SET PROBLEM:
Extract each line of the records below that contains the word "olla".

DATA PROVIDED:
╔══

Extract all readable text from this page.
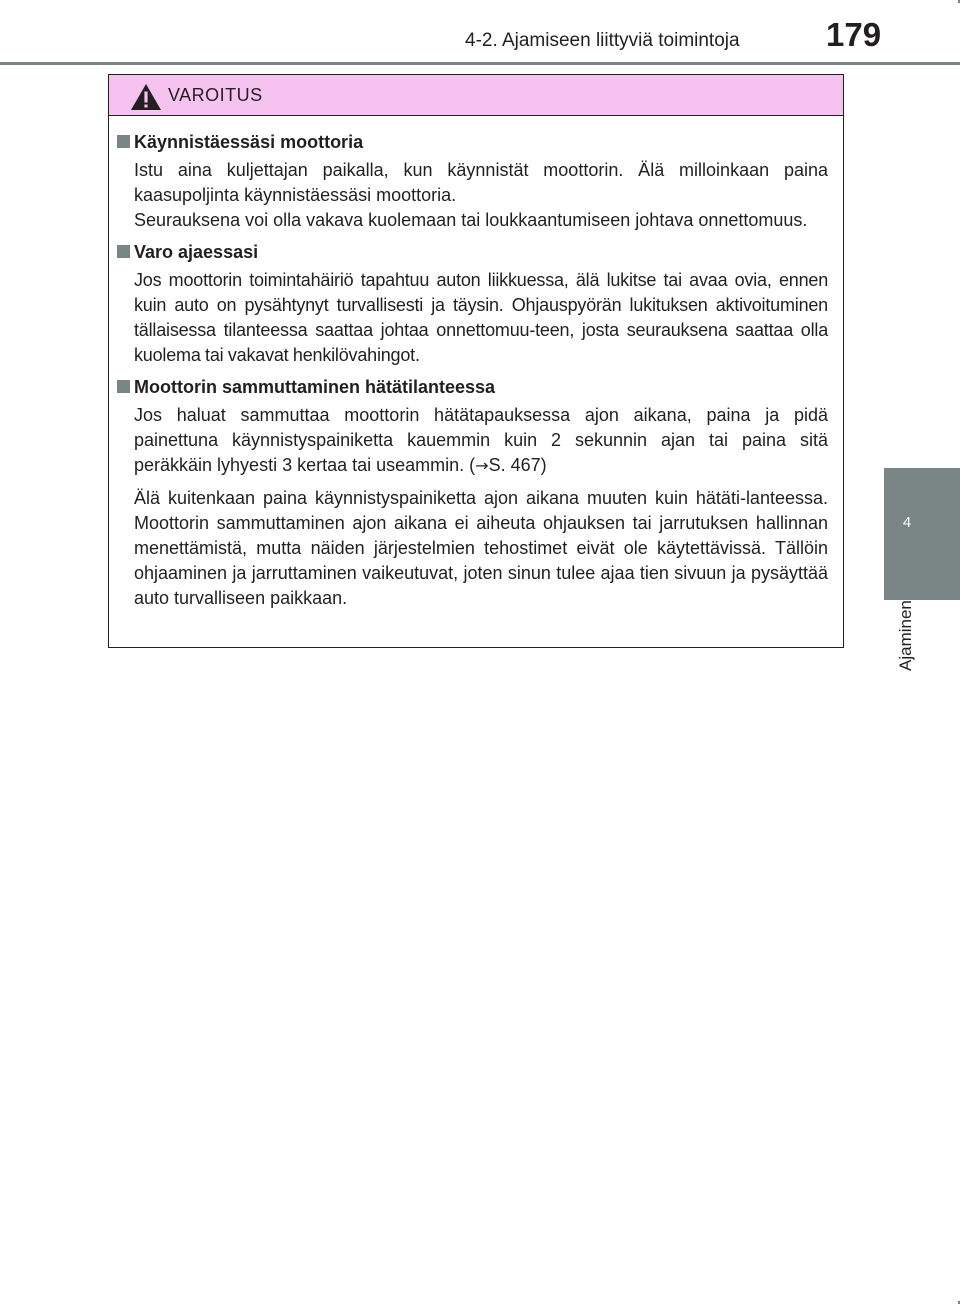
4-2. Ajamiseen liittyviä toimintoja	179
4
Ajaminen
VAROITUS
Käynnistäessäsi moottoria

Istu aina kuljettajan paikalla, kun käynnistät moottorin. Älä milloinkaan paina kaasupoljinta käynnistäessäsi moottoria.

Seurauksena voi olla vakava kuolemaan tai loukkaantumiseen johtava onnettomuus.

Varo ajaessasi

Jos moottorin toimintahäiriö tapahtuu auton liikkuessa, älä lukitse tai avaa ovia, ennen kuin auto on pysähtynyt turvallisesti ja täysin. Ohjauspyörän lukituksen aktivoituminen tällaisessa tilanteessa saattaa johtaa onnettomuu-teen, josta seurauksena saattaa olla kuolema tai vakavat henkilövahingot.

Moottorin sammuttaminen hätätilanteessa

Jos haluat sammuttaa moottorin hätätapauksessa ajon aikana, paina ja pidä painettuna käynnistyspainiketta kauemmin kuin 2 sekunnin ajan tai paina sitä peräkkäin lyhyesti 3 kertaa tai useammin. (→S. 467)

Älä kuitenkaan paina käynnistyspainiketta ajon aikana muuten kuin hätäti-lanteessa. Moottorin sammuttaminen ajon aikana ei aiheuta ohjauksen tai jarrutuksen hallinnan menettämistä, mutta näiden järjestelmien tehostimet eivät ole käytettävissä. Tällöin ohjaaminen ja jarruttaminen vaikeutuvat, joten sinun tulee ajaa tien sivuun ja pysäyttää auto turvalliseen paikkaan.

╚══
╔══

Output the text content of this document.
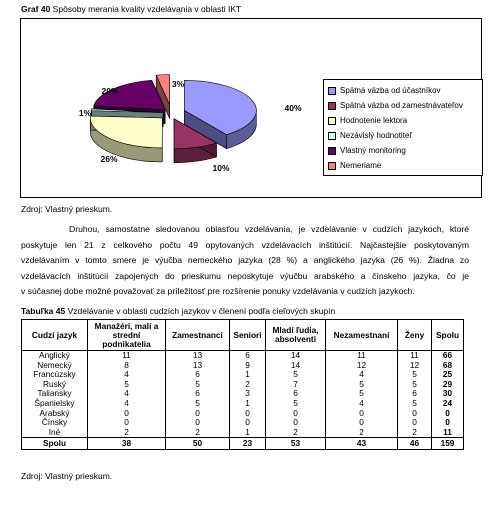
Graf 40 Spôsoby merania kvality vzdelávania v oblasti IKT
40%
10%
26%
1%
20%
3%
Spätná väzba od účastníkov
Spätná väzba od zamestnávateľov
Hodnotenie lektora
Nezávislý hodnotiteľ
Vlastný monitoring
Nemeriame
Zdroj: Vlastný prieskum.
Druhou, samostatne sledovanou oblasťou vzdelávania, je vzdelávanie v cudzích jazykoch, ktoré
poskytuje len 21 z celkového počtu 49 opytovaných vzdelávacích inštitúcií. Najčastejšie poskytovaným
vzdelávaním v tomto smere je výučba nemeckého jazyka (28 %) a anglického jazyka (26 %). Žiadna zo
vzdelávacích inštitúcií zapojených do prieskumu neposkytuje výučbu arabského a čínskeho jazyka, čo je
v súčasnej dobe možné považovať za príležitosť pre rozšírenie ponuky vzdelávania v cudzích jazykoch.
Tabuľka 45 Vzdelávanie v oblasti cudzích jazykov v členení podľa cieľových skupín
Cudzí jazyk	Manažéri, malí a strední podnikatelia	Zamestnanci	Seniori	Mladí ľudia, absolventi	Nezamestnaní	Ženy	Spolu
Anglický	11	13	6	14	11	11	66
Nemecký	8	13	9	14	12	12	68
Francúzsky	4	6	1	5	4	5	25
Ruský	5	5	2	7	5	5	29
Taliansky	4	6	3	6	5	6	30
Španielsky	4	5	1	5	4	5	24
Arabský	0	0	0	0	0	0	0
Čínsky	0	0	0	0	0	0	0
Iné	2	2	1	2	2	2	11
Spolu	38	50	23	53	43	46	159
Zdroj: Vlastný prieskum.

╚══

CORRECT OUTPUT:
Seurauksena voi olla vakava kuolemaan tai loukkaantumiseen johtava onnettomuus.
Jos moottorin toimintahäiriö tapahtuu auton liikkuessa, älä lukitse tai avaa ovia, ennen kuin auto on pysähtynyt turvallisesti ja täysin. Ohjauspyörän lukituksen aktivoituminen tällaisessa tilanteessa saattaa johtaa onnettomuu-teen, josta seurauksena saattaa olla kuolema tai vakavat henkilövahingot.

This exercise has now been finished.